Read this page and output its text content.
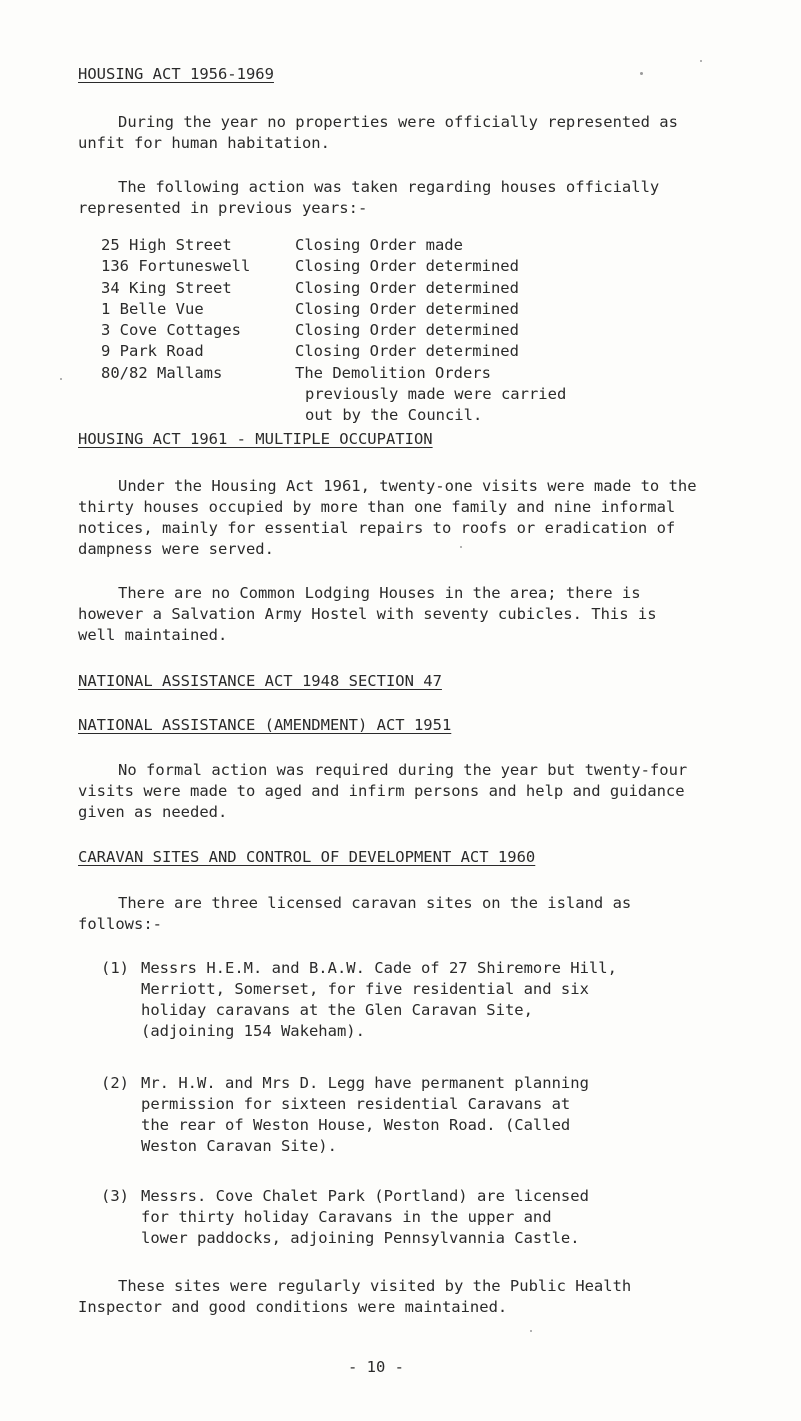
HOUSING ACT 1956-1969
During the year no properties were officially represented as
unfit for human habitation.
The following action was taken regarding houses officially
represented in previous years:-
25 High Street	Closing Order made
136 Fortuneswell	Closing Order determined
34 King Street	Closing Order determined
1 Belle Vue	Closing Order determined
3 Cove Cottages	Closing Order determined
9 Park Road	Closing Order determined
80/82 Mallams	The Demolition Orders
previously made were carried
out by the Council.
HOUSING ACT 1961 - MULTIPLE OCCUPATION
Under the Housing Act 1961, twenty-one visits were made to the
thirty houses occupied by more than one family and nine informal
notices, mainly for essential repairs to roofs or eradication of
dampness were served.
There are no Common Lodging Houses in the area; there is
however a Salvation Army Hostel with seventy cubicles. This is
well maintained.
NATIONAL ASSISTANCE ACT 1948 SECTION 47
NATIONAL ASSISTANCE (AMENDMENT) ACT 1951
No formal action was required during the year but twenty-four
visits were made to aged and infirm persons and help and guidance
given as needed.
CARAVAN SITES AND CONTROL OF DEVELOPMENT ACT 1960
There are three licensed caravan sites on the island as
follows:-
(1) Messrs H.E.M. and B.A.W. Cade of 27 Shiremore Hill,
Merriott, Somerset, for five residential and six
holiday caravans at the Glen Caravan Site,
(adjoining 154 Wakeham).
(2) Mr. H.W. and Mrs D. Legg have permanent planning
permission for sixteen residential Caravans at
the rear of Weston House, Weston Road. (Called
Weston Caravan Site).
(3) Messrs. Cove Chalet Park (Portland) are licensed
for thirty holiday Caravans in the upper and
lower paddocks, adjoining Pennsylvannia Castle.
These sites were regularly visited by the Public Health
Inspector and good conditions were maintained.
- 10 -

+---+

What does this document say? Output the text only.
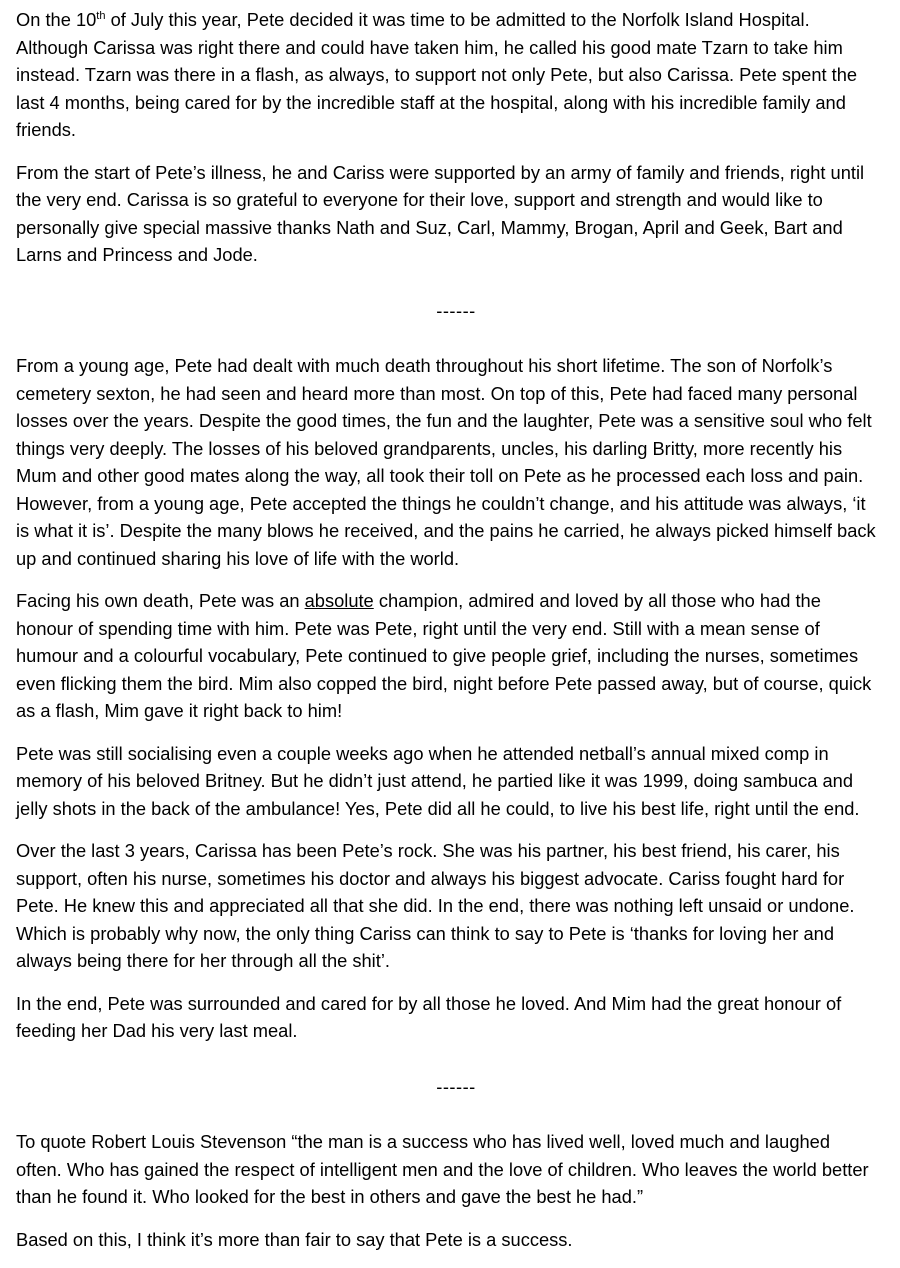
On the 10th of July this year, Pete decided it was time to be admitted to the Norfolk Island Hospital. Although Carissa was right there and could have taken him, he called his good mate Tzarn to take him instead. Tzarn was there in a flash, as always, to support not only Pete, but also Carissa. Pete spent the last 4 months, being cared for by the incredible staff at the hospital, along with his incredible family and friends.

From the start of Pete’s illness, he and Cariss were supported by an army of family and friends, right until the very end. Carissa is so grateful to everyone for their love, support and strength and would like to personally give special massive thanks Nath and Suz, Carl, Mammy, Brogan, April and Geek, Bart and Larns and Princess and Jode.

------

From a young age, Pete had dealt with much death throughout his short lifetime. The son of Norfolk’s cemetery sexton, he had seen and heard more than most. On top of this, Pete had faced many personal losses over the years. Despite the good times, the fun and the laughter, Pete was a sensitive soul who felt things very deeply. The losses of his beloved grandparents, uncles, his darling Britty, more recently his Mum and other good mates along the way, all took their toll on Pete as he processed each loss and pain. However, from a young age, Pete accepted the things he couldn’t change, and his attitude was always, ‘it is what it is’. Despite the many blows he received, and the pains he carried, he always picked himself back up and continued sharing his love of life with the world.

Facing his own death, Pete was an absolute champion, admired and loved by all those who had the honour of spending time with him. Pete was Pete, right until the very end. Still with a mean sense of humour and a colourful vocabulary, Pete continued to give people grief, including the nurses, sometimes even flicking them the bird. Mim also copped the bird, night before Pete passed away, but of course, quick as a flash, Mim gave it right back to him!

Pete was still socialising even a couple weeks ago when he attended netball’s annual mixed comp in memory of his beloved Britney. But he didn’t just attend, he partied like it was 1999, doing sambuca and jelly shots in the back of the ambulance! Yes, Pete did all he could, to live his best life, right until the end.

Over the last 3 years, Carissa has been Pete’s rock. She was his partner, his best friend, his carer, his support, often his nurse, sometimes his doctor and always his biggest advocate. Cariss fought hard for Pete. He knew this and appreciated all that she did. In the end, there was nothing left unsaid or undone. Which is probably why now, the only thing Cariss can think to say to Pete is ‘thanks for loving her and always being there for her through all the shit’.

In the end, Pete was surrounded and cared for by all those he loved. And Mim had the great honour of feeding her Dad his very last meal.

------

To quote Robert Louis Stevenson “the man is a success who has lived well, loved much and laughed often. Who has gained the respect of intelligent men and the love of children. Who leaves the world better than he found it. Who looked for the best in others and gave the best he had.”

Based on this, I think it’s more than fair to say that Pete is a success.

+---+

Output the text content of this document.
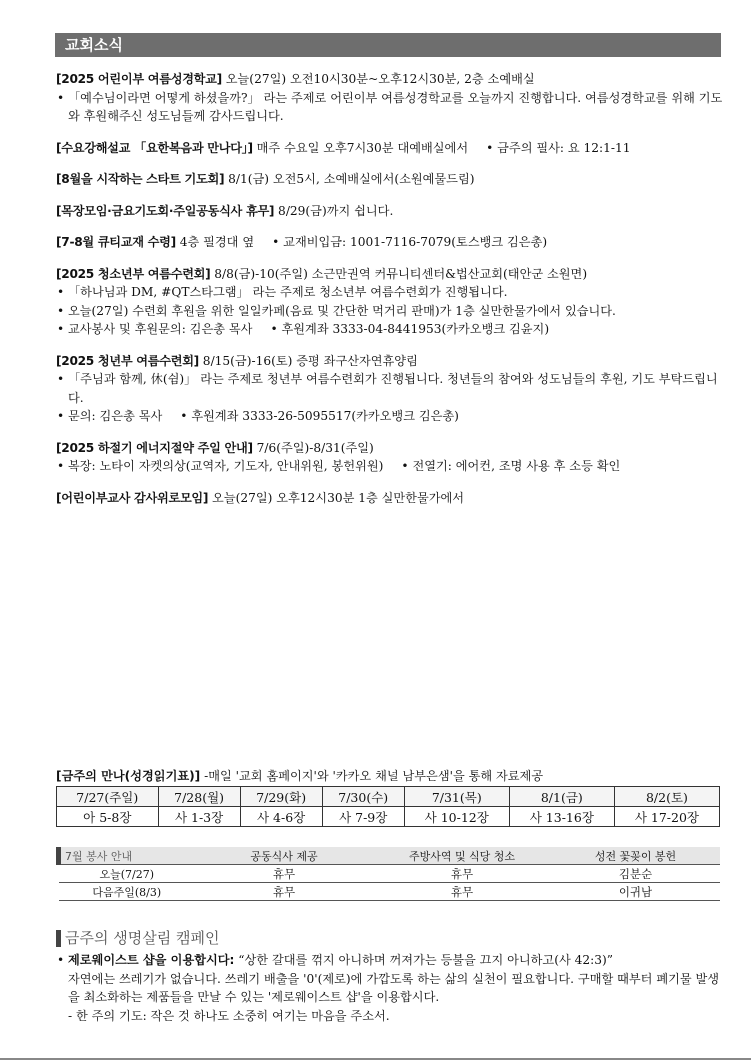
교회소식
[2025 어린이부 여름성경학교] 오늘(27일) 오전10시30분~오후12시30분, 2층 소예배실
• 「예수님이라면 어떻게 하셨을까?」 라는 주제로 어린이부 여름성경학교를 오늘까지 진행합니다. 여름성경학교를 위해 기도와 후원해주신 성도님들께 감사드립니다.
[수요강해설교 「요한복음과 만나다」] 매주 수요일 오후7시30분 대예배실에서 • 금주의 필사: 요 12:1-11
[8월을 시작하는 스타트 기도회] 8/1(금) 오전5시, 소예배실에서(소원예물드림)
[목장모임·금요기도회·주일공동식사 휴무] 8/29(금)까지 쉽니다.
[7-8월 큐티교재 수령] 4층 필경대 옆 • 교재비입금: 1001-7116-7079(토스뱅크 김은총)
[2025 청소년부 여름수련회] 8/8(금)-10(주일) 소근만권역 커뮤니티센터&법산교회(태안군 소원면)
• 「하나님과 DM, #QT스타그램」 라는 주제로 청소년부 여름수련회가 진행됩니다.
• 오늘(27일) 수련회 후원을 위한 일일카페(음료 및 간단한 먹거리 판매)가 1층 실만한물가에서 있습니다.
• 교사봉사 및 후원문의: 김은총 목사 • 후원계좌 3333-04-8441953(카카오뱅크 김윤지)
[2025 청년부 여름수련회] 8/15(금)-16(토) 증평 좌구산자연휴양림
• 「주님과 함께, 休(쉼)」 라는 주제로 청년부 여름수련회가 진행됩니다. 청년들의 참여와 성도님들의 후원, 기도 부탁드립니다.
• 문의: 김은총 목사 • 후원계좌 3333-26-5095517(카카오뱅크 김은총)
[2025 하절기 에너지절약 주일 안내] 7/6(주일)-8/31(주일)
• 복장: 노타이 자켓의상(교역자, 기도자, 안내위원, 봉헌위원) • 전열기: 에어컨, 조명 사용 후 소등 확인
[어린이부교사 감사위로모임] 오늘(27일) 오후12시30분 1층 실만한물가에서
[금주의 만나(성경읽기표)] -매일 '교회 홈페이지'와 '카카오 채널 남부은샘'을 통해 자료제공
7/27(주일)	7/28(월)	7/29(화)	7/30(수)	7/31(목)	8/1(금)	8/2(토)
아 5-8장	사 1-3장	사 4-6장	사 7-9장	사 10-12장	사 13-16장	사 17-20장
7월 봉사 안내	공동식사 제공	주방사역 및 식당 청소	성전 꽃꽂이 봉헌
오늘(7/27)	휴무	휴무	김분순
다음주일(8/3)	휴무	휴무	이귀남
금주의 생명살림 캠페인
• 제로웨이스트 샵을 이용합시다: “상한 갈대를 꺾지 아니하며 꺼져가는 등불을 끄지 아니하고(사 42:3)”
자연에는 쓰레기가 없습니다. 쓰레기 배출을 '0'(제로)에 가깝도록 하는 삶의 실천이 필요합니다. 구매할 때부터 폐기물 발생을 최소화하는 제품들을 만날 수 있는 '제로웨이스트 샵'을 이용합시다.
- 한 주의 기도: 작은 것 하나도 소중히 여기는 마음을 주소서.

+---+

Gather all lines where the word "officially" appears.

| EXERCISE ANSWER |
During the year no properties were officially represented as
The following action was taken regarding houses officially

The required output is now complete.